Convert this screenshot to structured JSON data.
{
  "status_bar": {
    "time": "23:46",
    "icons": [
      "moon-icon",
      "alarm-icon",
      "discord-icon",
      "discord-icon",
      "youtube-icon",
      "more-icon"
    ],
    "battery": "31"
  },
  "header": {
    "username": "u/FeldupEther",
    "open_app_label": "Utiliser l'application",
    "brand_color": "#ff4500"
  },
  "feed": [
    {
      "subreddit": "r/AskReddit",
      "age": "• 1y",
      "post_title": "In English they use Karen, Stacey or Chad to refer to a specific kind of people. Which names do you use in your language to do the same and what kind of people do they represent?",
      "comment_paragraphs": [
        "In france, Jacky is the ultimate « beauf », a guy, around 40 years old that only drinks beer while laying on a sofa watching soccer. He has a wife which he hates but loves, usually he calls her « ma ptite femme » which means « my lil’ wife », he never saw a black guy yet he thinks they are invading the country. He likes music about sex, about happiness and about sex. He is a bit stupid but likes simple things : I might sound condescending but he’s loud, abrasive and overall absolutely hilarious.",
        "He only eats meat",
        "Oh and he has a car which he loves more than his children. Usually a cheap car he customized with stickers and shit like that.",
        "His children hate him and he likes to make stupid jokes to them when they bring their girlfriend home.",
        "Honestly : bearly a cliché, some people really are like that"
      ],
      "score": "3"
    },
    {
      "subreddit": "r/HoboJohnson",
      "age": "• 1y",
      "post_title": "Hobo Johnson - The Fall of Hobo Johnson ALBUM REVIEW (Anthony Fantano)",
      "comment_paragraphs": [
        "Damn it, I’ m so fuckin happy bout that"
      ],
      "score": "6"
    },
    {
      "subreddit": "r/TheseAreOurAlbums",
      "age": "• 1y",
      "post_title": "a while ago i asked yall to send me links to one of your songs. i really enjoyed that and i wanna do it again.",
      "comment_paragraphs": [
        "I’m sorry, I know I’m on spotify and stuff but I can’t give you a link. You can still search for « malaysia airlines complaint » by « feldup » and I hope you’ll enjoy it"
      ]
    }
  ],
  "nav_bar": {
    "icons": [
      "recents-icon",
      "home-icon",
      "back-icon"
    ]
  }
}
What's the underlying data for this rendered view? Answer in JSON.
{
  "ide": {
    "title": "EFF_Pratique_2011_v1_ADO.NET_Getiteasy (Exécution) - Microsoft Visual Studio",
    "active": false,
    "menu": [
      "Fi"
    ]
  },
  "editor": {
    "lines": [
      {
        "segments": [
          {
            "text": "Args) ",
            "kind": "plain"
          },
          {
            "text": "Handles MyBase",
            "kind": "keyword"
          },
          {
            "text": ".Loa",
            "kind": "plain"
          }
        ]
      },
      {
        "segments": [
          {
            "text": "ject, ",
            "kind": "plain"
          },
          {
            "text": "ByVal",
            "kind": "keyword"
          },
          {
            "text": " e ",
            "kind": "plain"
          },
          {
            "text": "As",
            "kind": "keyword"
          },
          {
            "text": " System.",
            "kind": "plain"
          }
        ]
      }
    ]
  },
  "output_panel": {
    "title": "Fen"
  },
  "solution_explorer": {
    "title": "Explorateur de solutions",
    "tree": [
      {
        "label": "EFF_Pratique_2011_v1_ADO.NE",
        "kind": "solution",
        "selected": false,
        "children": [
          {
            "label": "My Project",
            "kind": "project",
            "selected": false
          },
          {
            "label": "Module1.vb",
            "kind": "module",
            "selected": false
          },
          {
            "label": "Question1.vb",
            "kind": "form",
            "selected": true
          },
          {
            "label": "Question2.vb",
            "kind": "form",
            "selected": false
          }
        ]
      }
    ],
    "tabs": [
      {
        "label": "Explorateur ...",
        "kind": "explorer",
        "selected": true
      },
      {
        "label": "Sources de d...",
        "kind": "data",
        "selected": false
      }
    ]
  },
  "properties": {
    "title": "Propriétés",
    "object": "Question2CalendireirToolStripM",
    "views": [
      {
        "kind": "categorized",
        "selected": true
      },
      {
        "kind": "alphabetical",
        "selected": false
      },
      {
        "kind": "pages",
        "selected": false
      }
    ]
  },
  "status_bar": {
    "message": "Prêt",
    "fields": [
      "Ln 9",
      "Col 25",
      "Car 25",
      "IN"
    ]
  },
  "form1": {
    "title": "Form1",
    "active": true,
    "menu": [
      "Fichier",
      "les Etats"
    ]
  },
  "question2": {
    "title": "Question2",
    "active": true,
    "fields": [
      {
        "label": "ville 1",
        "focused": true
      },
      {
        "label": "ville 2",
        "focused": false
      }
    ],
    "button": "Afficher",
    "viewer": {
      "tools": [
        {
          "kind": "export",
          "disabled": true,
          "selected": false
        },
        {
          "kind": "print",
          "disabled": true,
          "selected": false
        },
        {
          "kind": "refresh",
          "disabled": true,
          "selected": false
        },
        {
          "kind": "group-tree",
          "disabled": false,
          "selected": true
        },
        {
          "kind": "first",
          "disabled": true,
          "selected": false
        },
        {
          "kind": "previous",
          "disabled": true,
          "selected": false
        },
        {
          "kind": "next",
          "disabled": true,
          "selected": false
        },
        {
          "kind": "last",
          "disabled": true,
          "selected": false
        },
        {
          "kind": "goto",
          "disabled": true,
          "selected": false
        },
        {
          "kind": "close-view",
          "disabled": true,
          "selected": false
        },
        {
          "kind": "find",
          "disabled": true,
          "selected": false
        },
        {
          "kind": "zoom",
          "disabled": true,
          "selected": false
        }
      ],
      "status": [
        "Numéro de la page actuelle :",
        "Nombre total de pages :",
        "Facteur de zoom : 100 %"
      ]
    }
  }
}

------------------------------------------------

**Direction:** Copy every line of the listing that contains the word "loves".

**Exercise result:**
        "In france, Jacky is the ultimate « beauf », a guy, around 40 years old that only drinks beer while laying on a sofa watching soccer. He has a wife which he hates but loves, usually he calls her « ma ptite femme » which means « my lil’ wife », he never saw a black guy yet he thinks they are invading the country. He likes music about sex, about happiness and about sex. He is a bit stupid but likes simple things : I might sound condescending but he’s loud, abrasive and overall absolutely hilarious.",
        "Oh and he has a car which he loves more than his children. Usually a cheap car he customized with stickers and shit like that.",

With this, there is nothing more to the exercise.